Only the lines starting at the one that contains "Type out the text in this image." and running to the end should be repeated, exactly as written.

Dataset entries
- - - -
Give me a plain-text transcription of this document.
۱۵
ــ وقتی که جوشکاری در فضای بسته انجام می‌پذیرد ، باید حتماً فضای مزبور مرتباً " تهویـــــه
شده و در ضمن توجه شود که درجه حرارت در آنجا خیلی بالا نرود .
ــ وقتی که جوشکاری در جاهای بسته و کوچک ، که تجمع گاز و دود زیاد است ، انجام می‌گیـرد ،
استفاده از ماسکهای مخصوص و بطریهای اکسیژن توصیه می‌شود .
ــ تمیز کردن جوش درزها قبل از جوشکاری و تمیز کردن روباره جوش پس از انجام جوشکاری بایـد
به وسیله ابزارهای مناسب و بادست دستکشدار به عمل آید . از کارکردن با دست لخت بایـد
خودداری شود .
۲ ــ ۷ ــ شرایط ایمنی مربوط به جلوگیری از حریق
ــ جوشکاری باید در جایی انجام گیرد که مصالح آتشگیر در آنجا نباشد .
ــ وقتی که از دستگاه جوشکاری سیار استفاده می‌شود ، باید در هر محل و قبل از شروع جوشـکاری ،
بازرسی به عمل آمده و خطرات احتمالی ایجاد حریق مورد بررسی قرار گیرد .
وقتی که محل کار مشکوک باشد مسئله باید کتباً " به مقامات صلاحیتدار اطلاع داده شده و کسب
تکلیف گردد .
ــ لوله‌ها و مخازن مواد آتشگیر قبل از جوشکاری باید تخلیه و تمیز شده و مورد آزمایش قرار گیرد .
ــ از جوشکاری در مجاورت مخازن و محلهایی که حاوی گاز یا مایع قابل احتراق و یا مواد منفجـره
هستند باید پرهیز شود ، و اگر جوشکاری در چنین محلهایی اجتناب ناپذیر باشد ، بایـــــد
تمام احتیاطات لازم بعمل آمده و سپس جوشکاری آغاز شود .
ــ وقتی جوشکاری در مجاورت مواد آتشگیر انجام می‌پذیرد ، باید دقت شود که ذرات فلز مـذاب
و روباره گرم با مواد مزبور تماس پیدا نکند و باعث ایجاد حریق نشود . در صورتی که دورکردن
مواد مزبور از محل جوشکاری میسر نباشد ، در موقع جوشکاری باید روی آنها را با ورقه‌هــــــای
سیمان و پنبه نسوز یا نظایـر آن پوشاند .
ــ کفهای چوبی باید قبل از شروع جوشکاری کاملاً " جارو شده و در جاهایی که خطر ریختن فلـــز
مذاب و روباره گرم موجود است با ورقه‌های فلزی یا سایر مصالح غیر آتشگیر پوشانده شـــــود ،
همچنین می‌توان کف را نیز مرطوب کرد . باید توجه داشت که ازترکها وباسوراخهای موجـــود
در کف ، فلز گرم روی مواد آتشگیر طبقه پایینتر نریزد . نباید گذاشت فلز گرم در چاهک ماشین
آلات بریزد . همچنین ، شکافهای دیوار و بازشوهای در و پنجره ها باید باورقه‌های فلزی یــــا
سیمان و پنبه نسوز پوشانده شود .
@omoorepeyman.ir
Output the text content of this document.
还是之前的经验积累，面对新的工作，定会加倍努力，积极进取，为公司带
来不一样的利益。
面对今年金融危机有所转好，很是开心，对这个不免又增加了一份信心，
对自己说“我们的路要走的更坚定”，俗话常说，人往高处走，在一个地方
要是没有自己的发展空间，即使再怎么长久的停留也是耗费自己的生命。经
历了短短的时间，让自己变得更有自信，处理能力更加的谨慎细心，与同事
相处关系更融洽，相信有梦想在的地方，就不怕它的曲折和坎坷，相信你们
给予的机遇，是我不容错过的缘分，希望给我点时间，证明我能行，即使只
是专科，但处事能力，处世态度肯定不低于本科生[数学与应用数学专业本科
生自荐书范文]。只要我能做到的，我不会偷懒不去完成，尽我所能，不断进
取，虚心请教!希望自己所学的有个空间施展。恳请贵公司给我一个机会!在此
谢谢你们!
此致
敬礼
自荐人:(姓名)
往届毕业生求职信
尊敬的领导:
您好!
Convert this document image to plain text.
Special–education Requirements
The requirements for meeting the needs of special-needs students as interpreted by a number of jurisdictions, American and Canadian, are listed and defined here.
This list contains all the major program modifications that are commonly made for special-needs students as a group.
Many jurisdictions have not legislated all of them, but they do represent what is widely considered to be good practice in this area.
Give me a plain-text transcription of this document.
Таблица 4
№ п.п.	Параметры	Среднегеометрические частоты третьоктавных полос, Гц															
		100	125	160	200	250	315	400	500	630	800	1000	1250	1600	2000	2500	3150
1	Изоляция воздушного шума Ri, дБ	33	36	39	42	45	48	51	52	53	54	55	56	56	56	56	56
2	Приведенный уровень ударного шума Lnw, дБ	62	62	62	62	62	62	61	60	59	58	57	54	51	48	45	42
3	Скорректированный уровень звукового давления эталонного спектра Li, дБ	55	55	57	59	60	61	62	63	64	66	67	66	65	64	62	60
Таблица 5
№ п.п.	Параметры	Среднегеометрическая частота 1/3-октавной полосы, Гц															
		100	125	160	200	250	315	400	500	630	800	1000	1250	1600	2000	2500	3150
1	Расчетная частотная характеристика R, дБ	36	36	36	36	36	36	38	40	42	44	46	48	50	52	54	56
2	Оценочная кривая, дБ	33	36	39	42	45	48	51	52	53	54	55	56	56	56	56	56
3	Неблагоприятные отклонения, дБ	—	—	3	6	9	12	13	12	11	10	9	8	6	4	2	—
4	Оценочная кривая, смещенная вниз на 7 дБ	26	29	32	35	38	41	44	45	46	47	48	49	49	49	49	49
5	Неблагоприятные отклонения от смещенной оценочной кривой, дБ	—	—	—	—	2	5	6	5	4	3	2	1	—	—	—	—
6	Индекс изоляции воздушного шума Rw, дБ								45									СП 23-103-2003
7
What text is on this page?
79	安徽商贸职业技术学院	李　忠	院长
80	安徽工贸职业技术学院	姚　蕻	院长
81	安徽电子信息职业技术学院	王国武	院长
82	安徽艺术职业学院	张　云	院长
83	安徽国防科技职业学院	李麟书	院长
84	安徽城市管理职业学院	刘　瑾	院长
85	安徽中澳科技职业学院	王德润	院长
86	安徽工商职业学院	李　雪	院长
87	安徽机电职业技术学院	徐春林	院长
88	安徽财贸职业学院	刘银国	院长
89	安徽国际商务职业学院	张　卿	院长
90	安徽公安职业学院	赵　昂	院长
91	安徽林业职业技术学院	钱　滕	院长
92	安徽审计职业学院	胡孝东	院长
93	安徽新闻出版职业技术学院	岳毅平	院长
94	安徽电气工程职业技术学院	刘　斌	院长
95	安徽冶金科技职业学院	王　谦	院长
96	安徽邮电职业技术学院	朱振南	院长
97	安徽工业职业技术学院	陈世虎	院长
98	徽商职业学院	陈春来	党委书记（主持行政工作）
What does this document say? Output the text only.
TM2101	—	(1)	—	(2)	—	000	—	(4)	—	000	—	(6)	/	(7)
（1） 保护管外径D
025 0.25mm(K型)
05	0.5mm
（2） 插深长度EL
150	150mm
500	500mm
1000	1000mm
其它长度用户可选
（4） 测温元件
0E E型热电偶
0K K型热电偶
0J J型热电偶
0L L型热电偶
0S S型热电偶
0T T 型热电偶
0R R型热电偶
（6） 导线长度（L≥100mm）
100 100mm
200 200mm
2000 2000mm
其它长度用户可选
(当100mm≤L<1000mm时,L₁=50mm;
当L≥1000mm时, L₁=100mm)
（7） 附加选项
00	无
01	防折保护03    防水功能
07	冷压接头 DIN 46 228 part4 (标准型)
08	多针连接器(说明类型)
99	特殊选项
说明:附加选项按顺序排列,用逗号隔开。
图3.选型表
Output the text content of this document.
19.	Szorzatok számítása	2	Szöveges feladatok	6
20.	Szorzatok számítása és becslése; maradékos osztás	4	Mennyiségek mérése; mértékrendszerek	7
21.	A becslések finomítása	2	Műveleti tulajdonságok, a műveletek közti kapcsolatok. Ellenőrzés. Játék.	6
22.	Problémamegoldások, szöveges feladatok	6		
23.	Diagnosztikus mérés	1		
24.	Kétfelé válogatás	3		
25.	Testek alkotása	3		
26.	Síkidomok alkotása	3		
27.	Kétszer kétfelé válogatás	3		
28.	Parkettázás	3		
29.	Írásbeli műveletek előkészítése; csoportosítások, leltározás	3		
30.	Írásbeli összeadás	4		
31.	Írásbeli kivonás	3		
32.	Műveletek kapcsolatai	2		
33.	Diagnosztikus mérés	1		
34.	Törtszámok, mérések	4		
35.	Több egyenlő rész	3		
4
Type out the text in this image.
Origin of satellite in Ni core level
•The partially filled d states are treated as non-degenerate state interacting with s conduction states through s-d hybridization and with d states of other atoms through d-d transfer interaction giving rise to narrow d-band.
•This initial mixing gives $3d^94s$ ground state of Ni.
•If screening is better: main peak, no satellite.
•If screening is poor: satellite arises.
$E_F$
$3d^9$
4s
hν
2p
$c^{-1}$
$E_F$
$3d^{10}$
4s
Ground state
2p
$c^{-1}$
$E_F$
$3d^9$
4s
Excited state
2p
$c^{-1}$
- - - -
» RIGHT ANSWER:
Type out the text in this image.
Origin of satellite in Ni core level
•The partially filled d states are treated as non-degenerate state interacting with s conduction states through s-d hybridization and with d states of other atoms through d-d transfer interaction giving rise to narrow d-band.
•This initial mixing gives $3d^94s$ ground state of Ni.
•If screening is better: main peak, no satellite.
•If screening is poor: satellite arises.
$E_F$
$3d^9$
4s
hν
2p
$c^{-1}$
$E_F$
$3d^{10}$
4s
Ground state
2p
$c^{-1}$
$E_F$
$3d^9$
4s
Excited state
2p
$c^{-1}$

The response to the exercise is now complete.